Exercise brief: From the listing below, extract each line containing the string "value".

BEGIN

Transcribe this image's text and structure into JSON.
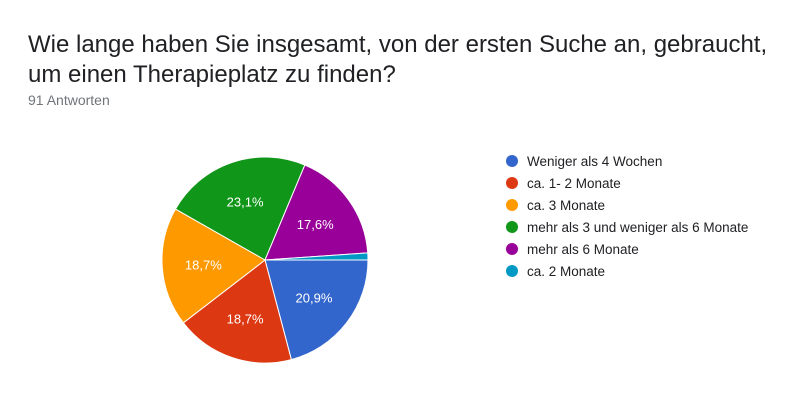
{
  "question": {
    "title": "Wie lange haben Sie insgesamt, von der ersten Suche an, gebraucht, um einen Therapieplatz zu finden?",
    "responses": "91 Antworten"
  },
  "chart_data": {
    "type": "pie",
    "title": "Wie lange haben Sie insgesamt, von der ersten Suche an, gebraucht, um einen Therapieplatz zu finden?",
    "slices": [
      {
        "label": "Weniger als 4 Wochen",
        "value": 19,
        "percent_label": "20,9%",
        "color": "#3366cc"
      },
      {
        "label": "ca. 1- 2 Monate",
        "value": 17,
        "percent_label": "18,7%",
        "color": "#dc3912"
      },
      {
        "label": "ca. 3 Monate",
        "value": 17,
        "percent_label": "18,7%",
        "color": "#ff9900"
      },
      {
        "label": "mehr als 3 und weniger als 6 Monate",
        "value": 21,
        "percent_label": "23,1%",
        "color": "#109618"
      },
      {
        "label": "mehr als 6 Monate",
        "value": 16,
        "percent_label": "17,6%",
        "color": "#990099"
      },
      {
        "label": "ca. 2 Monate",
        "value": 1,
        "percent_label": "",
        "color": "#0099c6"
      }
    ],
    "legend_position": "right"
  }
}
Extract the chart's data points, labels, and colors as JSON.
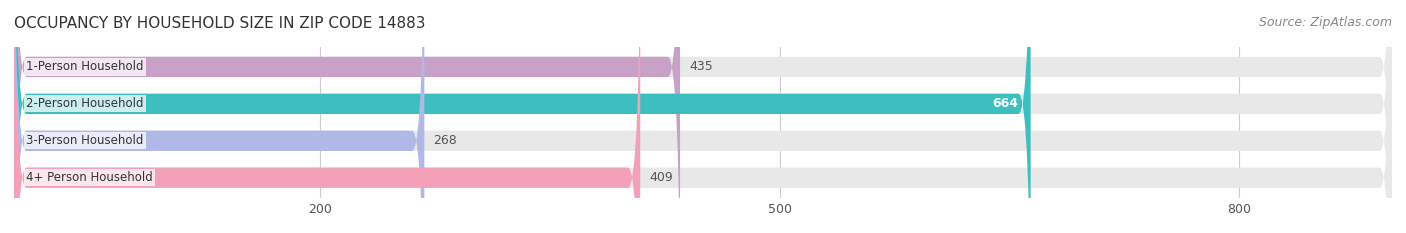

END

Full response:
        "value": 19,
        "value": 17,
        "value": 17,
        "value": 21,
        "value": 16,
        "value": 1,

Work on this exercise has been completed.